**The request:**
Give only one thing: the number of lines that include the word "What".

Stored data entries

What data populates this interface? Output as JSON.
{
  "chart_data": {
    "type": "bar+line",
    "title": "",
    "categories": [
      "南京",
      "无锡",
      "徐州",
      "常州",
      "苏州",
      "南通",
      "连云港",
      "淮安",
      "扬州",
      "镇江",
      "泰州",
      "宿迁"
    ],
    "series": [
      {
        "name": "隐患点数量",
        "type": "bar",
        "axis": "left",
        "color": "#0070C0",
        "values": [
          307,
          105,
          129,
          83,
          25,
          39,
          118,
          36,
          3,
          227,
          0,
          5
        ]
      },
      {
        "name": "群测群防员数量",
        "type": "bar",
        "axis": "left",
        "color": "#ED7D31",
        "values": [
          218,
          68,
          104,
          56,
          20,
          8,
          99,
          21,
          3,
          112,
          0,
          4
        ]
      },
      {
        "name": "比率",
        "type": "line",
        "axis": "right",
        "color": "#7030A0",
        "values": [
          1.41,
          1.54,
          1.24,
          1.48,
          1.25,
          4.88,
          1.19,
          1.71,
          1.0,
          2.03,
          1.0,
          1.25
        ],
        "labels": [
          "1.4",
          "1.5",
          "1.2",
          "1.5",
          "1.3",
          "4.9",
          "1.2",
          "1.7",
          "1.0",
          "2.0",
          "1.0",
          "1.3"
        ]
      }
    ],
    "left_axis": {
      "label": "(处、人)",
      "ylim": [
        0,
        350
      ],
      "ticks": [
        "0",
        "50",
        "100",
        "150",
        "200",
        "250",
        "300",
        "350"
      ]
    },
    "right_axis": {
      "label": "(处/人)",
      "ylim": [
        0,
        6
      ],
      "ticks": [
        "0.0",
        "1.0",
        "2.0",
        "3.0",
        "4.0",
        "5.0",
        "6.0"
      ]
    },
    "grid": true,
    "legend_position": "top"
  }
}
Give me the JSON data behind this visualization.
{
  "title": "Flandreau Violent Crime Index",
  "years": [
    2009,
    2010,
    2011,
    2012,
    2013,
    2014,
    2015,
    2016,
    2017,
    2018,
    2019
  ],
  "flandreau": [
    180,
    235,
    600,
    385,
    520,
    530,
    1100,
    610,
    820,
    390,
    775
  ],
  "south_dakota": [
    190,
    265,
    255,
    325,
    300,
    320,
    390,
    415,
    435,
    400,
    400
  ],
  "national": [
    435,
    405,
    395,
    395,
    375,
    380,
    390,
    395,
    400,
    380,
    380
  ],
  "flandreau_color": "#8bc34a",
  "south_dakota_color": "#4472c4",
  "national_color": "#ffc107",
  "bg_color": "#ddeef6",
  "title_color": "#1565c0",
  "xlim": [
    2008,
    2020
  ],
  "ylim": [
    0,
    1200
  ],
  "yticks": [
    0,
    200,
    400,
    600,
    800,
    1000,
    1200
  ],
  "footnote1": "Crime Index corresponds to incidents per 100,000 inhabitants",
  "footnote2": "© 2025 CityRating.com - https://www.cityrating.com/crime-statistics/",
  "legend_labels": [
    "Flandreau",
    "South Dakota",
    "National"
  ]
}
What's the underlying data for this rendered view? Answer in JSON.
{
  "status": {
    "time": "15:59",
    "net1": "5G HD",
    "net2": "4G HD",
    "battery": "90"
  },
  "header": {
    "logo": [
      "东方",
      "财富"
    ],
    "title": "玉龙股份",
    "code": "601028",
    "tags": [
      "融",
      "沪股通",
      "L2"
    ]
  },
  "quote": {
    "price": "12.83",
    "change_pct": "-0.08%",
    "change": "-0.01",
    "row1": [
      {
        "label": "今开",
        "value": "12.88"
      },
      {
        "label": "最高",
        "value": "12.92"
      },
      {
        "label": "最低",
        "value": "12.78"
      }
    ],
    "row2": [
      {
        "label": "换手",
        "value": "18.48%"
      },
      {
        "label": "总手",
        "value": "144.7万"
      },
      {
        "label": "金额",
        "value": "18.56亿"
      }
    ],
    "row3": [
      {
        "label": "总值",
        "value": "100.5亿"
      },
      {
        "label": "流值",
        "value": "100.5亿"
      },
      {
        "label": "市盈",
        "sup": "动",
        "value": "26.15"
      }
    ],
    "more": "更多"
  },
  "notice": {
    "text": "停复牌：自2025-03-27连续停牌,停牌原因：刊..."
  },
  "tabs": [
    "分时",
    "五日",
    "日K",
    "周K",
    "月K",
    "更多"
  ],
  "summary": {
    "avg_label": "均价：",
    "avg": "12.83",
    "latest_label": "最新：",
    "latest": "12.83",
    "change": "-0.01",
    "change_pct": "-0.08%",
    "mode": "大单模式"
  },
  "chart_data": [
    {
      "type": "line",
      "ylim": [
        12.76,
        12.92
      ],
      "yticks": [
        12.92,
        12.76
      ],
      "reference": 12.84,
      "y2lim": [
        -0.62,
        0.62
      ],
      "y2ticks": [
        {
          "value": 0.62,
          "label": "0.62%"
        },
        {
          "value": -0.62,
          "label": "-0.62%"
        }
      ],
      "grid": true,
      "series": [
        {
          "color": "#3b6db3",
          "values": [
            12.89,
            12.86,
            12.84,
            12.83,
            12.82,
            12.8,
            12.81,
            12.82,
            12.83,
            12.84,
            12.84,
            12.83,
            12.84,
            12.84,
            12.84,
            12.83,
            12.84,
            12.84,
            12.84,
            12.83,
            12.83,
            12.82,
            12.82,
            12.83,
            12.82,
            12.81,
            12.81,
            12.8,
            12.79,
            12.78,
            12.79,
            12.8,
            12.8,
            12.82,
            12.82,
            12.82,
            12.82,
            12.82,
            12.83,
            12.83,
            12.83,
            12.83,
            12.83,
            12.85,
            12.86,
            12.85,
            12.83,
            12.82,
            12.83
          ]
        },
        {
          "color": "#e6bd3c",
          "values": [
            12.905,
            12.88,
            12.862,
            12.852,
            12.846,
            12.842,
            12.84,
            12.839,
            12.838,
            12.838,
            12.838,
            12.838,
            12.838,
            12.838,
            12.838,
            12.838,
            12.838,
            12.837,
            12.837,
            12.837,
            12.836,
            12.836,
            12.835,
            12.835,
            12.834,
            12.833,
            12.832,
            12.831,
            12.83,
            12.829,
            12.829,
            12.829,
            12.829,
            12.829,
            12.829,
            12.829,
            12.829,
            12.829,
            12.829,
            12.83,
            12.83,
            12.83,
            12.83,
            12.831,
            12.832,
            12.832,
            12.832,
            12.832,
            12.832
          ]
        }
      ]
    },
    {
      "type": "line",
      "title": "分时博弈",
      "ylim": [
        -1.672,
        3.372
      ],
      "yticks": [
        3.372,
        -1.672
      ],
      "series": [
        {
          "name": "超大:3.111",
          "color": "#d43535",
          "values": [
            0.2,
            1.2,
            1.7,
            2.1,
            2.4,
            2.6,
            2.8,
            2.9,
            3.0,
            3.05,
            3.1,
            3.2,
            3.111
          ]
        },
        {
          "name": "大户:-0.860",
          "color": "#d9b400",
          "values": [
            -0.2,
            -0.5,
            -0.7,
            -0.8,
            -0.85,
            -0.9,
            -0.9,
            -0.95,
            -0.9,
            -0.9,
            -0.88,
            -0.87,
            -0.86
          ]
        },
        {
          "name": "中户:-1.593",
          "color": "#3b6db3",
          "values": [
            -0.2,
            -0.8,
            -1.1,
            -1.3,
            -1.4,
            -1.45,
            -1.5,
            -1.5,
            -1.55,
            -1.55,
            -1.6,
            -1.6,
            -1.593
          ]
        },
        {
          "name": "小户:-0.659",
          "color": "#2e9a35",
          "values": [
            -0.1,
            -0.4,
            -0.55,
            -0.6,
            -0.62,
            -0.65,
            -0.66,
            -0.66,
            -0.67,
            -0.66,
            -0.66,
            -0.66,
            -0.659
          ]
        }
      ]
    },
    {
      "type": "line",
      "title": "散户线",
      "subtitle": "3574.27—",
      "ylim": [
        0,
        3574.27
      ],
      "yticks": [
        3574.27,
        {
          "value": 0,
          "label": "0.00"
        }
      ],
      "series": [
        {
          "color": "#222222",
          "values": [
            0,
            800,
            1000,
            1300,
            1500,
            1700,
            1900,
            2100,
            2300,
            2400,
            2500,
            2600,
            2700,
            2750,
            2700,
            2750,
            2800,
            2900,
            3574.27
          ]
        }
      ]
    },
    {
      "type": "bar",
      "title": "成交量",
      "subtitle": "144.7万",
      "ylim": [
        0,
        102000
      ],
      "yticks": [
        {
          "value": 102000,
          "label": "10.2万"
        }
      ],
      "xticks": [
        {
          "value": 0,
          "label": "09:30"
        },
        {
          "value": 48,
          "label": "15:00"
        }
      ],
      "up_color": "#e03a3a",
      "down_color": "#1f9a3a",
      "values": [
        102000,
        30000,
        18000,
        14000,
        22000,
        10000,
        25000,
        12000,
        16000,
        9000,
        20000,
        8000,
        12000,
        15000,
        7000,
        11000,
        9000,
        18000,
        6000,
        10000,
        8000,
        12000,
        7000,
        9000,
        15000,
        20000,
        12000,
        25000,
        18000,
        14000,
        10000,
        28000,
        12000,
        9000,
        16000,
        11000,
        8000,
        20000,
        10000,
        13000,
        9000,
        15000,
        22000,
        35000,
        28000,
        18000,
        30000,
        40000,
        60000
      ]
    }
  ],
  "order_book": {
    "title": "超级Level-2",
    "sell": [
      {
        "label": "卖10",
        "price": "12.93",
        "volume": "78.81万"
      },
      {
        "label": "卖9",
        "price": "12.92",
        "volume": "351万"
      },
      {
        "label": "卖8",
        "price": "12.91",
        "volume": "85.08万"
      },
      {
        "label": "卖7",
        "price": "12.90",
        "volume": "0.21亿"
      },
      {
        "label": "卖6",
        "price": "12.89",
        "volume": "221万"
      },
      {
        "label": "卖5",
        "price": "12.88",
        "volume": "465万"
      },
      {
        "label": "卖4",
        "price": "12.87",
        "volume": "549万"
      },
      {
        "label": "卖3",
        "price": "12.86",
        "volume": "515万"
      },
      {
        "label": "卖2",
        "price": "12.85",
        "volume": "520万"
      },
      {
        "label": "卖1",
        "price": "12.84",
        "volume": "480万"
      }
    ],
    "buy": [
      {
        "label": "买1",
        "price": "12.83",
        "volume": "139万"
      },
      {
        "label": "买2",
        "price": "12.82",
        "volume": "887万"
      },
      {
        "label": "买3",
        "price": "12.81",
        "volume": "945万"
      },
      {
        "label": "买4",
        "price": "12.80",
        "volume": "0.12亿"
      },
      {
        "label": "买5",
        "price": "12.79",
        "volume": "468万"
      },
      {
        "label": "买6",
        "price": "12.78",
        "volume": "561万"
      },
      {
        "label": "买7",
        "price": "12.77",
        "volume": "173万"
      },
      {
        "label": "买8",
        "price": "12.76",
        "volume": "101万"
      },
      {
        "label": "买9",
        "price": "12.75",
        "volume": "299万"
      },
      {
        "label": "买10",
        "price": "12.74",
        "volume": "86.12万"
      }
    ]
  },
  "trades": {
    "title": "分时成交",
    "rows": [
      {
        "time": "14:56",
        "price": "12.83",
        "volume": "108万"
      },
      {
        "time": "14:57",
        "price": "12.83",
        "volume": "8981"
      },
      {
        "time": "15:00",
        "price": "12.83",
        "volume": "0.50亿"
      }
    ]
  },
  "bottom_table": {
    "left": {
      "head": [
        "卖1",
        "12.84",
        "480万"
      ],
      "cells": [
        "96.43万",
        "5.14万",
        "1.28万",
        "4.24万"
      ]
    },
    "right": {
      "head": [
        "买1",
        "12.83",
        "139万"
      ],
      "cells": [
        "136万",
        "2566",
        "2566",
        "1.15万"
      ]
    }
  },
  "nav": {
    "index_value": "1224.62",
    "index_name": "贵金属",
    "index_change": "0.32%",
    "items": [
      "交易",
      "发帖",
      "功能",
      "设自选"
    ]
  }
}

**Response to this exercise:**
2